"""

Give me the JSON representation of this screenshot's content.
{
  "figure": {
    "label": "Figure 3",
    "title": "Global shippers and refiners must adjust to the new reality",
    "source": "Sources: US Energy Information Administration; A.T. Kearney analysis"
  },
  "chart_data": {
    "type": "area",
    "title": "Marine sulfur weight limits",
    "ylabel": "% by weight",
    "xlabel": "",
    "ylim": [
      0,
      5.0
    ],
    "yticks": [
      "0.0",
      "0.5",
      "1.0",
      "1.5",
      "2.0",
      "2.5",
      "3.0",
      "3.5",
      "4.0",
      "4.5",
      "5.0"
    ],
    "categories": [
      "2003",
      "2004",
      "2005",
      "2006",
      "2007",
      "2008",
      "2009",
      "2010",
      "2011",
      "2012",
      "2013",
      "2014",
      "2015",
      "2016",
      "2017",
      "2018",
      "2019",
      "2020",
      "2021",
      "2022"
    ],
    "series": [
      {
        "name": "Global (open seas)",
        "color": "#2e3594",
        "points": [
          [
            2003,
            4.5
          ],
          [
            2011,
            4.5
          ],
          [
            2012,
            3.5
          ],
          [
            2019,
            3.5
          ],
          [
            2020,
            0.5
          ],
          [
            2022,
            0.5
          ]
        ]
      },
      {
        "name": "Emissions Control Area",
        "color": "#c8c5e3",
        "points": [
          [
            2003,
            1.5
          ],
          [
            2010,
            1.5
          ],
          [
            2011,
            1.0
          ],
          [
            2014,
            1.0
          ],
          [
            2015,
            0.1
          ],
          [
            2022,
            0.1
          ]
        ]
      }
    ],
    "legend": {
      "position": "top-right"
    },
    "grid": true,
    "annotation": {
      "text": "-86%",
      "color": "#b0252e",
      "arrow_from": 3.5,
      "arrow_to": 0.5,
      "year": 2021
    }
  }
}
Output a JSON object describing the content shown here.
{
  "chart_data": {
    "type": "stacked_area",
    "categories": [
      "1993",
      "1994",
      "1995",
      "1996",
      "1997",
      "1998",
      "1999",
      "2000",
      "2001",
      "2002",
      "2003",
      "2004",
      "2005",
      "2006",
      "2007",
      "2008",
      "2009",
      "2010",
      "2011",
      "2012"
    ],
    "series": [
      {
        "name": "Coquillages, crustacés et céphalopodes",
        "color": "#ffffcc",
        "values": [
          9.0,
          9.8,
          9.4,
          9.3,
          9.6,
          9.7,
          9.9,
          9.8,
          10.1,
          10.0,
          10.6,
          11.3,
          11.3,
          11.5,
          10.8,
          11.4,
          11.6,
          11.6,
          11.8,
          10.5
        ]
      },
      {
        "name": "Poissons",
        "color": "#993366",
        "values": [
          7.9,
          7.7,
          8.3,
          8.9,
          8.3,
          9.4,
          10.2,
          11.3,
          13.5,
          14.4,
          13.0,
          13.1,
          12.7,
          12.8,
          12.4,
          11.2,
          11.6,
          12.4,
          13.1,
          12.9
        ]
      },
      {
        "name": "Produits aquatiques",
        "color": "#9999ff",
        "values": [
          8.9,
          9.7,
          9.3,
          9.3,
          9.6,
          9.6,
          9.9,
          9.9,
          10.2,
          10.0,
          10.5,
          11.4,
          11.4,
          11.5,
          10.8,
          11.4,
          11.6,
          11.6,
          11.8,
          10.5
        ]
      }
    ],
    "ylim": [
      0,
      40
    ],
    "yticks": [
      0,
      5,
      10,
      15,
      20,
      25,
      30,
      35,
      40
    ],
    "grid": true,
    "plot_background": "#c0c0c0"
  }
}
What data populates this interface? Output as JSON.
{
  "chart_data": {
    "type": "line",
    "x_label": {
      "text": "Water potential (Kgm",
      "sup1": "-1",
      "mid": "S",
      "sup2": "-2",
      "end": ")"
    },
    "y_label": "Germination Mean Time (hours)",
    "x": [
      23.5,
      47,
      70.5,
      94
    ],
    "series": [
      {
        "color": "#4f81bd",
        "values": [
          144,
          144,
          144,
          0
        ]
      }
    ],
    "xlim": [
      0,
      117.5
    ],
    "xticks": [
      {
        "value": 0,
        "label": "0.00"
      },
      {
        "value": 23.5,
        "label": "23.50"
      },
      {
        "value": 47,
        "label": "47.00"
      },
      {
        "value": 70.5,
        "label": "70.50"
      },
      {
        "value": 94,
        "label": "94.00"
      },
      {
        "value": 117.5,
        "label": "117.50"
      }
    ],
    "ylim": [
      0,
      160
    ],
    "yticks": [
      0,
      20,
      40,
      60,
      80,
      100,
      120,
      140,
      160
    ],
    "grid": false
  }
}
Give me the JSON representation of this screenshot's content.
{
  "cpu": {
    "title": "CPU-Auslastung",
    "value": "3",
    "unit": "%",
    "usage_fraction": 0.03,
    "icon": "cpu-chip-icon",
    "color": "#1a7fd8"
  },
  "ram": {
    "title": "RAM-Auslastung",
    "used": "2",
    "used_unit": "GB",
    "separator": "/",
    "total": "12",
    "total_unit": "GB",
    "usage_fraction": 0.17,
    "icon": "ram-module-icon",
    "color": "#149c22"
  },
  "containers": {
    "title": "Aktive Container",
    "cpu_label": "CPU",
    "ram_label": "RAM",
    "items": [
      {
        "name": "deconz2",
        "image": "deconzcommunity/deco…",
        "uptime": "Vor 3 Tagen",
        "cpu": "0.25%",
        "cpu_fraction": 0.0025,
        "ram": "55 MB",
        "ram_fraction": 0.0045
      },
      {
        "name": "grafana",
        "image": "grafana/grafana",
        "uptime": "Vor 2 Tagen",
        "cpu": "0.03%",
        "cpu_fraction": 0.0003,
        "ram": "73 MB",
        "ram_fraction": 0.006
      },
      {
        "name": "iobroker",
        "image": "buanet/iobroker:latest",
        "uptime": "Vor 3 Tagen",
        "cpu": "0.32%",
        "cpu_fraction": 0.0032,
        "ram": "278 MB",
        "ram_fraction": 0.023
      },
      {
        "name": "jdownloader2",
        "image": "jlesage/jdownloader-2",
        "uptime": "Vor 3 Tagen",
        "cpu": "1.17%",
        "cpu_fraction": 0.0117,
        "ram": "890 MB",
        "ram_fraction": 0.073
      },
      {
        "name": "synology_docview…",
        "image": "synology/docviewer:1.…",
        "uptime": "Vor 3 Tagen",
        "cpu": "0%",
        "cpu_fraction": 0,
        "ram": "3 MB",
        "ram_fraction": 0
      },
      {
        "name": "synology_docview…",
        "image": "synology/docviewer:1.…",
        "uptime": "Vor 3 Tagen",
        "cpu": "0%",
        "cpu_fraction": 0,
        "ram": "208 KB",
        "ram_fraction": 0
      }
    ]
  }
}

"""

Restate the records, all of them, precisely as written.

Give me the JSON representation of this screenshot's content.
{
  "figure": {
    "label": "Figure 3",
    "title": "Global shippers and refiners must adjust to the new reality",
    "source": "Sources: US Energy Information Administration; A.T. Kearney analysis"
  },
  "chart_data": {
    "type": "area",
    "title": "Marine sulfur weight limits",
    "ylabel": "% by weight",
    "xlabel": "",
    "ylim": [
      0,
      5.0
    ],
    "yticks": [
      "0.0",
      "0.5",
      "1.0",
      "1.5",
      "2.0",
      "2.5",
      "3.0",
      "3.5",
      "4.0",
      "4.5",
      "5.0"
    ],
    "categories": [
      "2003",
      "2004",
      "2005",
      "2006",
      "2007",
      "2008",
      "2009",
      "2010",
      "2011",
      "2012",
      "2013",
      "2014",
      "2015",
      "2016",
      "2017",
      "2018",
      "2019",
      "2020",
      "2021",
      "2022"
    ],
    "series": [
      {
        "name": "Global (open seas)",
        "color": "#2e3594",
        "points": [
          [
            2003,
            4.5
          ],
          [
            2011,
            4.5
          ],
          [
            2012,
            3.5
          ],
          [
            2019,
            3.5
          ],
          [
            2020,
            0.5
          ],
          [
            2022,
            0.5
          ]
        ]
      },
      {
        "name": "Emissions Control Area",
        "color": "#c8c5e3",
        "points": [
          [
            2003,
            1.5
          ],
          [
            2010,
            1.5
          ],
          [
            2011,
            1.0
          ],
          [
            2014,
            1.0
          ],
          [
            2015,
            0.1
          ],
          [
            2022,
            0.1
          ]
        ]
      }
    ],
    "legend": {
      "position": "top-right"
    },
    "grid": true,
    "annotation": {
      "text": "-86%",
      "color": "#b0252e",
      "arrow_from": 3.5,
      "arrow_to": 0.5,
      "year": 2021
    }
  }
}
Output a JSON object describing the content shown here.
{
  "chart_data": {
    "type": "stacked_area",
    "categories": [
      "1993",
      "1994",
      "1995",
      "1996",
      "1997",
      "1998",
      "1999",
      "2000",
      "2001",
      "2002",
      "2003",
      "2004",
      "2005",
      "2006",
      "2007",
      "2008",
      "2009",
      "2010",
      "2011",
      "2012"
    ],
    "series": [
      {
        "name": "Coquillages, crustacés et céphalopodes",
        "color": "#ffffcc",
        "values": [
          9.0,
          9.8,
          9.4,
          9.3,
          9.6,
          9.7,
          9.9,
          9.8,
          10.1,
          10.0,
          10.6,
          11.3,
          11.3,
          11.5,
          10.8,
          11.4,
          11.6,
          11.6,
          11.8,
          10.5
        ]
      },
      {
        "name": "Poissons",
        "color": "#993366",
        "values": [
          7.9,
          7.7,
          8.3,
          8.9,
          8.3,
          9.4,
          10.2,
          11.3,
          13.5,
          14.4,
          13.0,
          13.1,
          12.7,
          12.8,
          12.4,
          11.2,
          11.6,
          12.4,
          13.1,
          12.9
        ]
      },
      {
        "name": "Produits aquatiques",
        "color": "#9999ff",
        "values": [
          8.9,
          9.7,
          9.3,
          9.3,
          9.6,
          9.6,
          9.9,
          9.9,
          10.2,
          10.0,
          10.5,
          11.4,
          11.4,
          11.5,
          10.8,
          11.4,
          11.6,
          11.6,
          11.8,
          10.5
        ]
      }
    ],
    "ylim": [
      0,
      40
    ],
    "yticks": [
      0,
      5,
      10,
      15,
      20,
      25,
      30,
      35,
      40
    ],
    "grid": true,
    "plot_background": "#c0c0c0"
  }
}
What data populates this interface? Output as JSON.
{
  "chart_data": {
    "type": "line",
    "x_label": {
      "text": "Water potential (Kgm",
      "sup1": "-1",
      "mid": "S",
      "sup2": "-2",
      "end": ")"
    },
    "y_label": "Germination Mean Time (hours)",
    "x": [
      23.5,
      47,
      70.5,
      94
    ],
    "series": [
      {
        "color": "#4f81bd",
        "values": [
          144,
          144,
          144,
          0
        ]
      }
    ],
    "xlim": [
      0,
      117.5
    ],
    "xticks": [
      {
        "value": 0,
        "label": "0.00"
      },
      {
        "value": 23.5,
        "label": "23.50"
      },
      {
        "value": 47,
        "label": "47.00"
      },
      {
        "value": 70.5,
        "label": "70.50"
      },
      {
        "value": 94,
        "label": "94.00"
      },
      {
        "value": 117.5,
        "label": "117.50"
      }
    ],
    "ylim": [
      0,
      160
    ],
    "yticks": [
      0,
      20,
      40,
      60,
      80,
      100,
      120,
      140,
      160
    ],
    "grid": false
  }
}
Give me the JSON representation of this screenshot's content.
{
  "cpu": {
    "title": "CPU-Auslastung",
    "value": "3",
    "unit": "%",
    "usage_fraction": 0.03,
    "icon": "cpu-chip-icon",
    "color": "#1a7fd8"
  },
  "ram": {
    "title": "RAM-Auslastung",
    "used": "2",
    "used_unit": "GB",
    "separator": "/",
    "total": "12",
    "total_unit": "GB",
    "usage_fraction": 0.17,
    "icon": "ram-module-icon",
    "color": "#149c22"
  },
  "containers": {
    "title": "Aktive Container",
    "cpu_label": "CPU",
    "ram_label": "RAM",
    "items": [
      {
        "name": "deconz2",
        "image": "deconzcommunity/deco…",
        "uptime": "Vor 3 Tagen",
        "cpu": "0.25%",
        "cpu_fraction": 0.0025,
        "ram": "55 MB",
        "ram_fraction": 0.0045
      },
      {
        "name": "grafana",
        "image": "grafana/grafana",
        "uptime": "Vor 2 Tagen",
        "cpu": "0.03%",
        "cpu_fraction": 0.0003,
        "ram": "73 MB",
        "ram_fraction": 0.006
      },
      {
        "name": "iobroker",
        "image": "buanet/iobroker:latest",
        "uptime": "Vor 3 Tagen",
        "cpu": "0.32%",
        "cpu_fraction": 0.0032,
        "ram": "278 MB",
        "ram_fraction": 0.023
      },
      {
        "name": "jdownloader2",
        "image": "jlesage/jdownloader-2",
        "uptime": "Vor 3 Tagen",
        "cpu": "1.17%",
        "cpu_fraction": 0.0117,
        "ram": "890 MB",
        "ram_fraction": 0.073
      },
      {
        "name": "synology_docview…",
        "image": "synology/docviewer:1.…",
        "uptime": "Vor 3 Tagen",
        "cpu": "0%",
        "cpu_fraction": 0,
        "ram": "3 MB",
        "ram_fraction": 0
      },
      {
        "name": "synology_docview…",
        "image": "synology/docviewer:1.…",
        "uptime": "Vor 3 Tagen",
        "cpu": "0%",
        "cpu_fraction": 0,
        "ram": "208 KB",
        "ram_fraction": 0
      }
    ]
  }
}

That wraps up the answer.